• Goal of the exercise: Can you transcribe every record below exactly as it appears?

• Exercise material:
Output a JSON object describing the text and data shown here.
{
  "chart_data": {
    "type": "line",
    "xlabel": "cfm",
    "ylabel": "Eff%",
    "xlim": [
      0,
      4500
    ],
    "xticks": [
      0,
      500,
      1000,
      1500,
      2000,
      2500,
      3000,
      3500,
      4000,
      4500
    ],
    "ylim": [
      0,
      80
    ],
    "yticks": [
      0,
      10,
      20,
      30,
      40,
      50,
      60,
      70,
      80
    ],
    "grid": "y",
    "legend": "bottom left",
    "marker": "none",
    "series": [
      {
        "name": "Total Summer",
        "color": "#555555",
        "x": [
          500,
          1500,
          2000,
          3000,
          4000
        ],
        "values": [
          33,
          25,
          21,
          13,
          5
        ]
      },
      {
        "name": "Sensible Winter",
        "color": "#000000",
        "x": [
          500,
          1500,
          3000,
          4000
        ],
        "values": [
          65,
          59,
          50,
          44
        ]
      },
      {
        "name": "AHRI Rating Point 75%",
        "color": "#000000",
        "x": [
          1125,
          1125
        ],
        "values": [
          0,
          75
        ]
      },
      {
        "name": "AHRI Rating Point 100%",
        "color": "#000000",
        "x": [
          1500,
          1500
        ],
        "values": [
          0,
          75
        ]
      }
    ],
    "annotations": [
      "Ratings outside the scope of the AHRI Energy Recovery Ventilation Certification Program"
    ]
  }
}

• Solution below:
Output a JSON object describing the text and data shown here.
{
  "chart_data": {
    "type": "line",
    "xlabel": "cfm",
    "ylabel": "Eff%",
    "xlim": [
      0,
      4500
    ],
    "xticks": [
      0,
      500,
      1000,
      1500,
      2000,
      2500,
      3000,
      3500,
      4000,
      4500
    ],
    "ylim": [
      0,
      80
    ],
    "yticks": [
      0,
      10,
      20,
      30,
      40,
      50,
      60,
      70,
      80
    ],
    "grid": "y",
    "legend": "bottom left",
    "marker": "none",
    "series": [
      {
        "name": "Total Summer",
        "color": "#555555",
        "x": [
          500,
          1500,
          2000,
          3000,
          4000
        ],
        "values": [
          33,
          25,
          21,
          13,
          5
        ]
      },
      {
        "name": "Sensible Winter",
        "color": "#000000",
        "x": [
          500,
          1500,
          3000,
          4000
        ],
        "values": [
          65,
          59,
          50,
          44
        ]
      },
      {
        "name": "AHRI Rating Point 75%",
        "color": "#000000",
        "x": [
          1125,
          1125
        ],
        "values": [
          0,
          75
        ]
      },
      {
        "name": "AHRI Rating Point 100%",
        "color": "#000000",
        "x": [
          1500,
          1500
        ],
        "values": [
          0,
          75
        ]
      }
    ],
    "annotations": [
      "Ratings outside the scope of the AHRI Energy Recovery Ventilation Certification Program"
    ]
  }
}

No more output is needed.